'''

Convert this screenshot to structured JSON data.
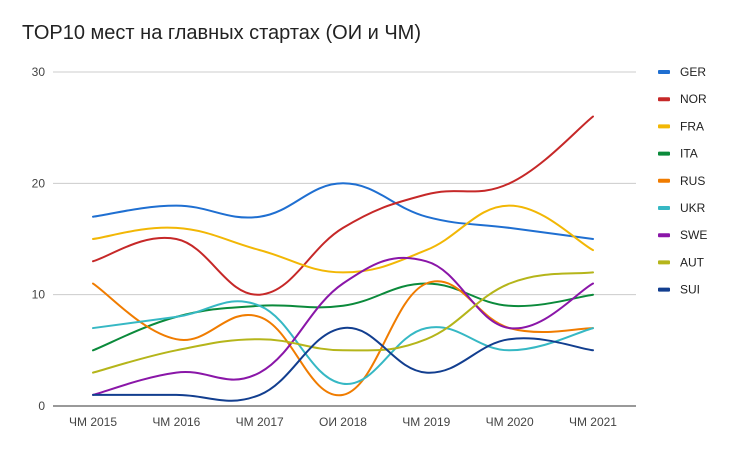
{
  "chart_data": {
    "type": "line",
    "title": "TOP10 мест на главных стартах (ОИ и ЧМ)",
    "xlabel": "",
    "ylabel": "",
    "categories": [
      "ЧМ 2015",
      "ЧМ 2016",
      "ЧМ 2017",
      "ОИ 2018",
      "ЧМ 2019",
      "ЧМ 2020",
      "ЧМ 2021"
    ],
    "ylim": [
      0,
      30
    ],
    "yticks": [
      0,
      10,
      20,
      30
    ],
    "grid": true,
    "legend_position": "right",
    "smooth": true,
    "series": [
      {
        "name": "GER",
        "color": "#1f6fd1",
        "values": [
          17,
          18,
          17,
          20,
          17,
          16,
          15
        ]
      },
      {
        "name": "NOR",
        "color": "#c62828",
        "values": [
          13,
          15,
          10,
          16,
          19,
          20,
          26
        ]
      },
      {
        "name": "FRA",
        "color": "#f2b705",
        "values": [
          15,
          16,
          14,
          12,
          14,
          18,
          14
        ]
      },
      {
        "name": "ITA",
        "color": "#0b8a3b",
        "values": [
          5,
          8,
          9,
          9,
          11,
          9,
          10
        ]
      },
      {
        "name": "RUS",
        "color": "#f07c00",
        "values": [
          11,
          6,
          8,
          1,
          11,
          7,
          7
        ]
      },
      {
        "name": "UKR",
        "color": "#36b8c4",
        "values": [
          7,
          8,
          9,
          2,
          7,
          5,
          7
        ]
      },
      {
        "name": "SWE",
        "color": "#8a16a8",
        "values": [
          1,
          3,
          3,
          11,
          13,
          7,
          11
        ]
      },
      {
        "name": "AUT",
        "color": "#b5b51a",
        "values": [
          3,
          5,
          6,
          5,
          6,
          11,
          12
        ]
      },
      {
        "name": "SUI",
        "color": "#123e8f",
        "values": [
          1,
          1,
          1,
          7,
          3,
          6,
          5
        ]
      }
    ]
  }
}
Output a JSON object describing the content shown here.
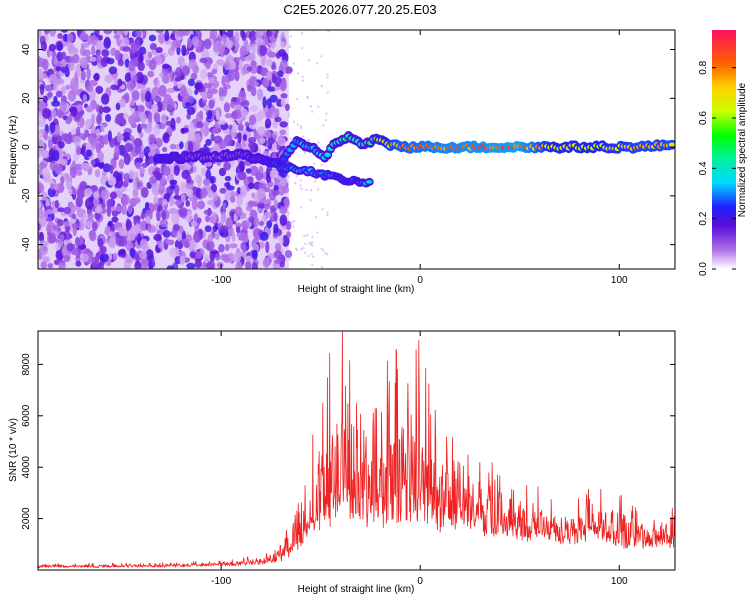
{
  "title": "C2E5.2026.077.20.25.E03",
  "chart_data": [
    {
      "type": "heatmap",
      "xlabel": "Height of straight line (km)",
      "ylabel": "Frequency (Hz)",
      "xlim": [
        -192,
        128
      ],
      "ylim": [
        -50,
        48
      ],
      "xticks": [
        -100,
        0,
        100
      ],
      "yticks": [
        -40,
        -20,
        0,
        20,
        40
      ],
      "colorbar": {
        "label": "Normalized spectral amplitude",
        "range": [
          0.0,
          0.95
        ],
        "ticks": [
          0.0,
          0.2,
          0.4,
          0.6,
          0.8
        ]
      },
      "noise_region": {
        "x_range": [
          -192,
          -66
        ],
        "freq_range": [
          -50,
          48
        ],
        "level": "low-moderate"
      },
      "signal_track": [
        {
          "x": -132,
          "f": -5,
          "a": 0.25
        },
        {
          "x": -115,
          "f": -4,
          "a": 0.15
        },
        {
          "x": -100,
          "f": -4,
          "a": 0.12
        },
        {
          "x": -90,
          "f": -3,
          "a": 0.15
        },
        {
          "x": -80,
          "f": -5,
          "a": 0.18
        },
        {
          "x": -70,
          "f": -7,
          "a": 0.3
        },
        {
          "x": -62,
          "f": 2,
          "a": 0.35
        },
        {
          "x": -55,
          "f": 0,
          "a": 0.35
        },
        {
          "x": -48,
          "f": -4,
          "a": 0.4
        },
        {
          "x": -42,
          "f": 2,
          "a": 0.45
        },
        {
          "x": -36,
          "f": 4,
          "a": 0.5
        },
        {
          "x": -28,
          "f": 1,
          "a": 0.45
        },
        {
          "x": -22,
          "f": 3,
          "a": 0.6
        },
        {
          "x": -15,
          "f": 1,
          "a": 0.8
        },
        {
          "x": -5,
          "f": 0,
          "a": 0.85
        },
        {
          "x": 10,
          "f": 0,
          "a": 0.9
        },
        {
          "x": 30,
          "f": 0,
          "a": 0.92
        },
        {
          "x": 50,
          "f": 0,
          "a": 0.95
        },
        {
          "x": 70,
          "f": 0,
          "a": 0.7
        },
        {
          "x": 90,
          "f": 0,
          "a": 0.75
        },
        {
          "x": 110,
          "f": 0,
          "a": 0.8
        },
        {
          "x": 128,
          "f": 1,
          "a": 0.8
        }
      ],
      "lower_branch": [
        {
          "x": -70,
          "f": -8,
          "a": 0.3
        },
        {
          "x": -55,
          "f": -10,
          "a": 0.35
        },
        {
          "x": -45,
          "f": -12,
          "a": 0.3
        },
        {
          "x": -35,
          "f": -14,
          "a": 0.25
        },
        {
          "x": -24,
          "f": -15,
          "a": 0.4
        }
      ]
    },
    {
      "type": "line",
      "xlabel": "Height of straight line (km)",
      "ylabel": "SNR (10 * v/v)",
      "xlim": [
        -192,
        128
      ],
      "ylim": [
        0,
        9300
      ],
      "xticks": [
        -100,
        0,
        100
      ],
      "yticks": [
        2000,
        4000,
        6000,
        8000
      ],
      "series": [
        {
          "name": "SNR",
          "color": "#ee2222",
          "envelope": [
            {
              "x": -192,
              "base": 150,
              "amp": 90
            },
            {
              "x": -140,
              "base": 160,
              "amp": 110
            },
            {
              "x": -100,
              "base": 220,
              "amp": 140
            },
            {
              "x": -80,
              "base": 320,
              "amp": 220
            },
            {
              "x": -70,
              "base": 500,
              "amp": 500
            },
            {
              "x": -60,
              "base": 1200,
              "amp": 1800
            },
            {
              "x": -50,
              "base": 2400,
              "amp": 4200
            },
            {
              "x": -40,
              "base": 3000,
              "amp": 6000
            },
            {
              "x": -30,
              "base": 2800,
              "amp": 5800
            },
            {
              "x": -20,
              "base": 2700,
              "amp": 5500
            },
            {
              "x": -10,
              "base": 2600,
              "amp": 5600
            },
            {
              "x": -2,
              "base": 3000,
              "amp": 5800
            },
            {
              "x": 10,
              "base": 2400,
              "amp": 3500
            },
            {
              "x": 20,
              "base": 2500,
              "amp": 3000
            },
            {
              "x": 30,
              "base": 2200,
              "amp": 2800
            },
            {
              "x": 40,
              "base": 1800,
              "amp": 2000
            },
            {
              "x": 60,
              "base": 1700,
              "amp": 1600
            },
            {
              "x": 75,
              "base": 1500,
              "amp": 1300
            },
            {
              "x": 90,
              "base": 1800,
              "amp": 1500
            },
            {
              "x": 100,
              "base": 1400,
              "amp": 1500
            },
            {
              "x": 110,
              "base": 1300,
              "amp": 1100
            },
            {
              "x": 128,
              "base": 1400,
              "amp": 900
            }
          ]
        }
      ]
    }
  ]
}
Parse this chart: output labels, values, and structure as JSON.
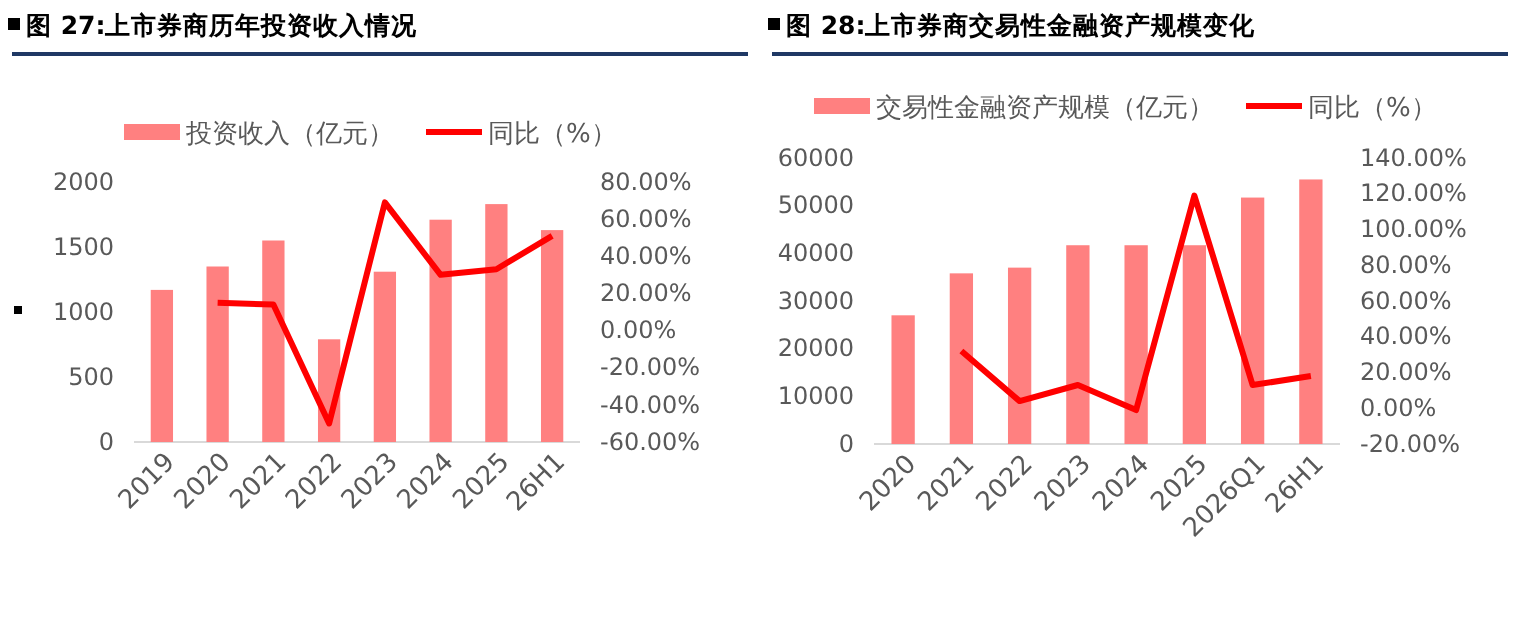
{
  "chart_data": [
    {
      "type": "bar",
      "title": "图 27:上市券商历年投资收入情况",
      "categories": [
        "2019",
        "2020",
        "2021",
        "2022",
        "2023",
        "2024",
        "2025",
        "26H1"
      ],
      "series": [
        {
          "name": "投资收入（亿元）",
          "color": "#ff8080",
          "values": [
            1170,
            1350,
            1550,
            790,
            1310,
            1710,
            1830,
            1630
          ]
        },
        {
          "name": "同比（%）",
          "type": "line",
          "axis": "y2",
          "color": "#ff0000",
          "values": [
            null,
            15,
            14,
            -50,
            69,
            30,
            33,
            51
          ]
        }
      ],
      "ylim": [
        0,
        2000
      ],
      "yticks": [
        0,
        500,
        1000,
        1500,
        2000
      ],
      "y2lim": [
        -60,
        80
      ],
      "y2ticks": [
        {
          "value": -60,
          "label": "-60.00%"
        },
        {
          "value": -40,
          "label": "-40.00%"
        },
        {
          "value": -20,
          "label": "-20.00%"
        },
        {
          "value": 0,
          "label": "0.00%"
        },
        {
          "value": 20,
          "label": "20.00%"
        },
        {
          "value": 40,
          "label": "40.00%"
        },
        {
          "value": 60,
          "label": "60.00%"
        },
        {
          "value": 80,
          "label": "80.00%"
        }
      ],
      "grid": false,
      "legend": "top",
      "marker": "none",
      "line_style": "solid"
    },
    {
      "type": "bar",
      "title": "图 28:上市券商交易性金融资产规模变化",
      "categories": [
        "2020",
        "2021",
        "2022",
        "2023",
        "2024",
        "2025",
        "2026Q1",
        "26H1"
      ],
      "series": [
        {
          "name": "交易性金融资产规模（亿元）",
          "color": "#ff8080",
          "values": [
            27000,
            35800,
            37000,
            41700,
            41700,
            41700,
            51700,
            55500
          ]
        },
        {
          "name": "同比（%）",
          "type": "line",
          "axis": "y2",
          "color": "#ff0000",
          "values": [
            null,
            32,
            4,
            13,
            -1,
            119,
            13,
            18
          ]
        }
      ],
      "ylim": [
        0,
        60000
      ],
      "yticks": [
        0,
        10000,
        20000,
        30000,
        40000,
        50000,
        60000
      ],
      "y2lim": [
        -20,
        140
      ],
      "y2ticks": [
        {
          "value": -20,
          "label": "-20.00%"
        },
        {
          "value": 0,
          "label": "0.00%"
        },
        {
          "value": 20,
          "label": "20.00%"
        },
        {
          "value": 40,
          "label": "40.00%"
        },
        {
          "value": 60,
          "label": "60.00%"
        },
        {
          "value": 80,
          "label": "80.00%"
        },
        {
          "value": 100,
          "label": "100.00%"
        },
        {
          "value": 120,
          "label": "120.00%"
        },
        {
          "value": 140,
          "label": "140.00%"
        }
      ],
      "grid": false,
      "legend": "top",
      "marker": "none",
      "line_style": "solid"
    }
  ]
}
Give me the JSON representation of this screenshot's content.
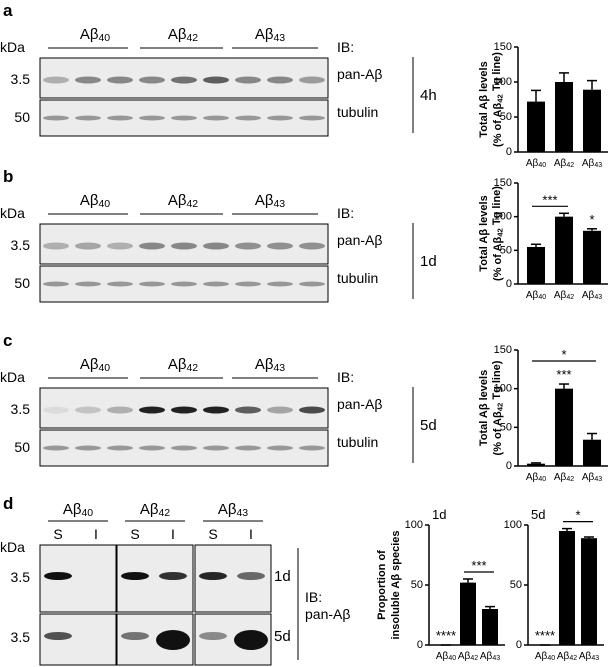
{
  "panels": [
    {
      "letter": "a",
      "kda": "kDa",
      "groups": [
        "Aβ40",
        "Aβ42",
        "Aβ43"
      ],
      "ib": "IB:",
      "rows": [
        {
          "marker": "3.5",
          "label": "pan-Aβ"
        },
        {
          "marker": "50",
          "label": "tubulin"
        }
      ],
      "time": "4h"
    },
    {
      "letter": "b",
      "kda": "kDa",
      "groups": [
        "Aβ40",
        "Aβ42",
        "Aβ43"
      ],
      "ib": "IB:",
      "rows": [
        {
          "marker": "3.5",
          "label": "pan-Aβ"
        },
        {
          "marker": "50",
          "label": "tubulin"
        }
      ],
      "time": "1d"
    },
    {
      "letter": "c",
      "kda": "kDa",
      "groups": [
        "Aβ40",
        "Aβ42",
        "Aβ43"
      ],
      "ib": "IB:",
      "rows": [
        {
          "marker": "3.5",
          "label": "pan-Aβ"
        },
        {
          "marker": "50",
          "label": "tubulin"
        }
      ],
      "time": "5d"
    }
  ],
  "panel_d": {
    "letter": "d",
    "kda": "kDa",
    "groups": [
      "Aβ40",
      "Aβ42",
      "Aβ43"
    ],
    "lanes": [
      "S",
      "I",
      "S",
      "I",
      "S",
      "I"
    ],
    "markers": [
      "3.5",
      "3.5"
    ],
    "times": [
      "1d",
      "5d"
    ],
    "ib": [
      "IB:",
      "pan-Aβ"
    ]
  },
  "chart_data": [
    {
      "type": "bar",
      "ylabel": [
        "Total Aβ levels",
        "(% of Aβ42 Tg line)"
      ],
      "categories": [
        "Aβ40",
        "Aβ42",
        "Aβ43"
      ],
      "values": [
        72,
        100,
        89
      ],
      "errors": [
        16,
        13,
        13
      ],
      "ylim": [
        0,
        150
      ],
      "yticks": [
        0,
        50,
        100,
        150
      ],
      "color": "#000000",
      "annotations": []
    },
    {
      "type": "bar",
      "ylabel": [
        "Total Aβ levels",
        "(% of Aβ42 Tg line)"
      ],
      "categories": [
        "Aβ40",
        "Aβ42",
        "Aβ43"
      ],
      "values": [
        55,
        100,
        79
      ],
      "errors": [
        4,
        5,
        3
      ],
      "ylim": [
        0,
        150
      ],
      "yticks": [
        0,
        50,
        100,
        150
      ],
      "color": "#000000",
      "annotations": [
        {
          "text": "***",
          "between": [
            0,
            1
          ]
        },
        {
          "text": "*",
          "between": [
            2,
            2
          ]
        }
      ]
    },
    {
      "type": "bar",
      "ylabel": [
        "Total Aβ levels",
        "(% of Aβ42 Tg line)"
      ],
      "categories": [
        "Aβ40",
        "Aβ42",
        "Aβ43"
      ],
      "values": [
        3,
        100,
        34
      ],
      "errors": [
        1,
        6,
        8
      ],
      "ylim": [
        0,
        150
      ],
      "yticks": [
        0,
        50,
        100,
        150
      ],
      "color": "#000000",
      "annotations": [
        {
          "text": "***",
          "between": [
            1,
            1
          ]
        },
        {
          "text": "*",
          "between": [
            0,
            2
          ]
        }
      ]
    },
    {
      "type": "bar",
      "subtitle": "1d",
      "ylabel": [
        "Proportion of",
        "insoluble Aβ species"
      ],
      "categories": [
        "Aβ40",
        "Aβ42",
        "Aβ43"
      ],
      "values": [
        0,
        52,
        30
      ],
      "errors": [
        0,
        3,
        2
      ],
      "ylim": [
        0,
        100
      ],
      "yticks": [
        0,
        50,
        100
      ],
      "color": "#000000",
      "annotations": [
        {
          "text": "****",
          "between": [
            0,
            0
          ]
        },
        {
          "text": "***",
          "between": [
            1,
            2
          ]
        }
      ]
    },
    {
      "type": "bar",
      "subtitle": "5d",
      "categories": [
        "Aβ40",
        "Aβ42",
        "Aβ43"
      ],
      "values": [
        0,
        95,
        89
      ],
      "errors": [
        0,
        2,
        1
      ],
      "ylim": [
        0,
        100
      ],
      "yticks": [
        0,
        50,
        100
      ],
      "color": "#000000",
      "annotations": [
        {
          "text": "****",
          "between": [
            0,
            0
          ]
        },
        {
          "text": "*",
          "between": [
            1,
            2
          ]
        }
      ]
    }
  ]
}
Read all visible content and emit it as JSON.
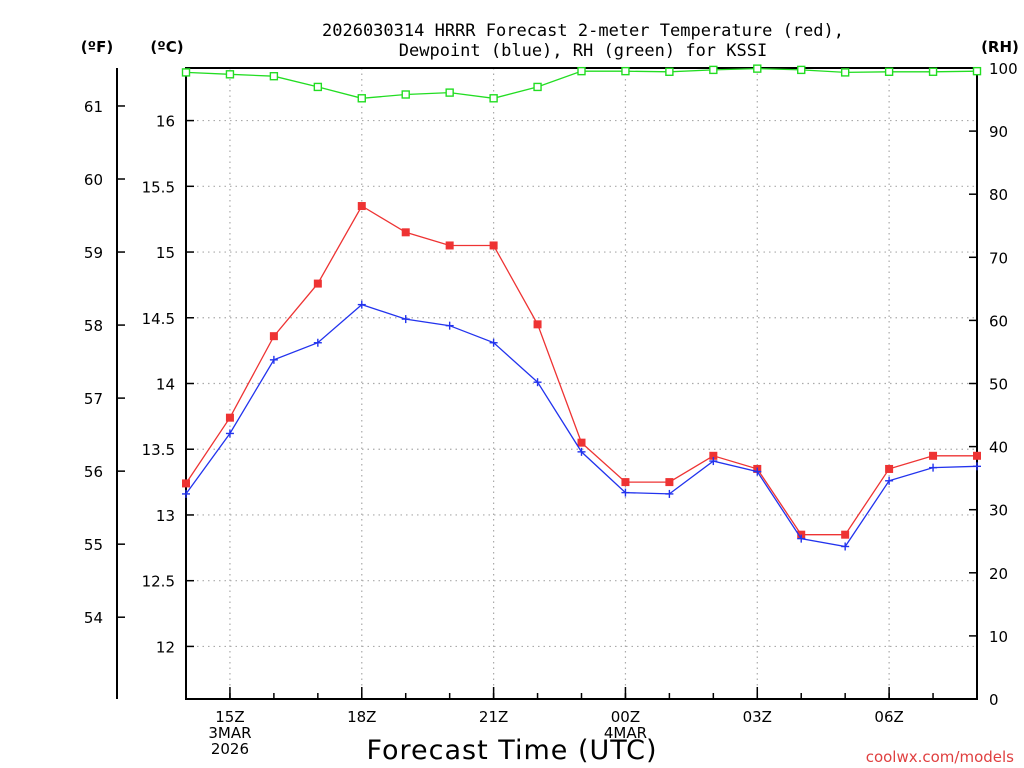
{
  "chart_data": {
    "type": "line",
    "title_line1": "2026030314 HRRR Forecast 2-meter Temperature (red),",
    "title_line2": "Dewpoint (blue), RH (green) for KSSI",
    "xlabel": "Forecast Time (UTC)",
    "credit": "coolwx.com/models",
    "unit_f_label": "(ºF)",
    "unit_c_label": "(ºC)",
    "unit_rh_label": "(RH)",
    "x_hours": [
      14,
      15,
      16,
      17,
      18,
      19,
      20,
      21,
      22,
      23,
      24,
      25,
      26,
      27,
      28,
      29,
      30,
      31,
      32
    ],
    "x_ticks": [
      {
        "hour": 15,
        "lines": [
          "15Z",
          "3MAR",
          "2026"
        ]
      },
      {
        "hour": 18,
        "lines": [
          "18Z"
        ]
      },
      {
        "hour": 21,
        "lines": [
          "21Z"
        ]
      },
      {
        "hour": 24,
        "lines": [
          "00Z",
          "4MAR"
        ]
      },
      {
        "hour": 27,
        "lines": [
          "03Z"
        ]
      },
      {
        "hour": 30,
        "lines": [
          "06Z"
        ]
      }
    ],
    "celsius_axis": {
      "min": 11.6,
      "max": 16.4,
      "ticks": [
        12,
        12.5,
        13,
        13.5,
        14,
        14.5,
        15,
        15.5,
        16
      ]
    },
    "fahrenheit_ticks": [
      54,
      55,
      56,
      57,
      58,
      59,
      60,
      61
    ],
    "rh_axis": {
      "min": 0,
      "max": 100,
      "ticks": [
        0,
        10,
        20,
        30,
        40,
        50,
        60,
        70,
        80,
        90,
        100
      ]
    },
    "series": [
      {
        "name": "Temperature",
        "axis": "celsius",
        "color": "#ee3333",
        "values": [
          13.24,
          13.74,
          14.36,
          14.76,
          15.35,
          15.15,
          15.05,
          15.05,
          14.45,
          13.55,
          13.25,
          13.25,
          13.45,
          13.35,
          12.85,
          12.85,
          13.35,
          13.45,
          13.45
        ]
      },
      {
        "name": "Dewpoint",
        "axis": "celsius",
        "color": "#2233ee",
        "values": [
          13.16,
          13.62,
          14.18,
          14.31,
          14.6,
          14.49,
          14.44,
          14.31,
          14.01,
          13.48,
          13.17,
          13.16,
          13.41,
          13.33,
          12.82,
          12.76,
          13.26,
          13.36,
          13.37
        ]
      },
      {
        "name": "RH",
        "axis": "rh",
        "color": "#22dd22",
        "values": [
          99.3,
          99.0,
          98.7,
          97.0,
          95.2,
          95.8,
          96.1,
          95.2,
          97.0,
          99.5,
          99.5,
          99.4,
          99.7,
          99.9,
          99.7,
          99.3,
          99.4,
          99.4,
          99.5
        ]
      }
    ]
  }
}
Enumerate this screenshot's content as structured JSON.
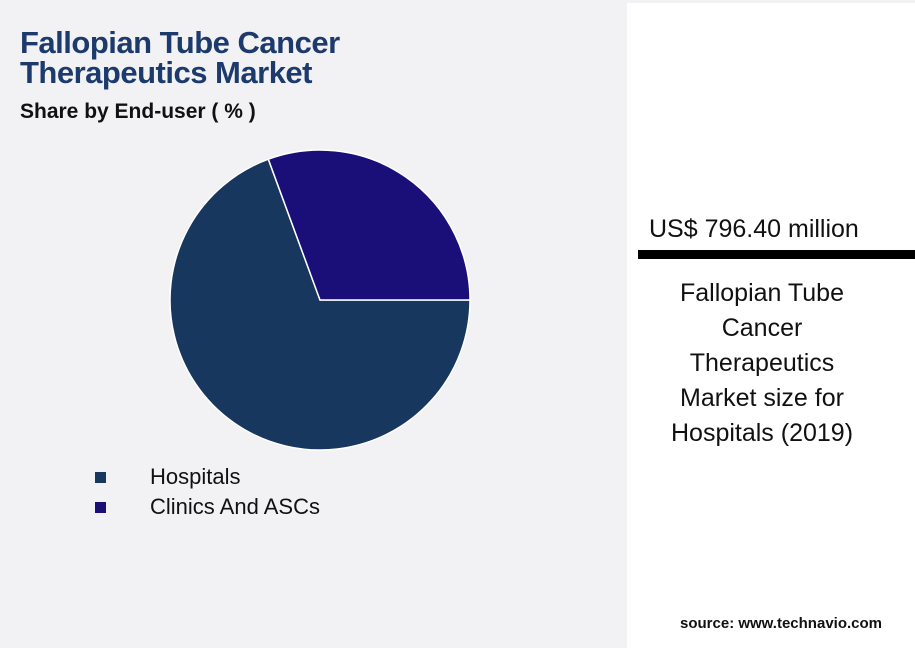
{
  "chart_data": {
    "type": "pie",
    "title": "Fallopian Tube Cancer Therapeutics Market",
    "subtitle": "Share by End-user ( % )",
    "categories": [
      "Hospitals",
      "Clinics And ASCs"
    ],
    "values": [
      69.4,
      30.6
    ],
    "colors": [
      "#17375e",
      "#1a0f78"
    ]
  },
  "callout": {
    "value": "US$ 796.40 million",
    "description": "Fallopian Tube Cancer Therapeutics Market size for Hospitals (2019)"
  },
  "source": "source: www.technavio.com"
}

'''

Job
Produce an exact reproduction of the lines from the line containing "Enumerate this screenshot's" through the last line of the records. Any picture is left out.

Completed task
Enumerate this screenshot's content as structured JSON.
{
  "chart_data": {
    "type": "pie",
    "title": "Fallopian Tube Cancer Therapeutics Market",
    "subtitle": "Share by End-user ( % )",
    "categories": [
      "Hospitals",
      "Clinics And ASCs"
    ],
    "values": [
      69.4,
      30.6
    ],
    "colors": [
      "#17375e",
      "#1a0f78"
    ]
  },
  "callout": {
    "value": "US$ 796.40 million",
    "description": "Fallopian Tube Cancer Therapeutics Market size for Hospitals (2019)"
  },
  "source": "source: www.technavio.com"
}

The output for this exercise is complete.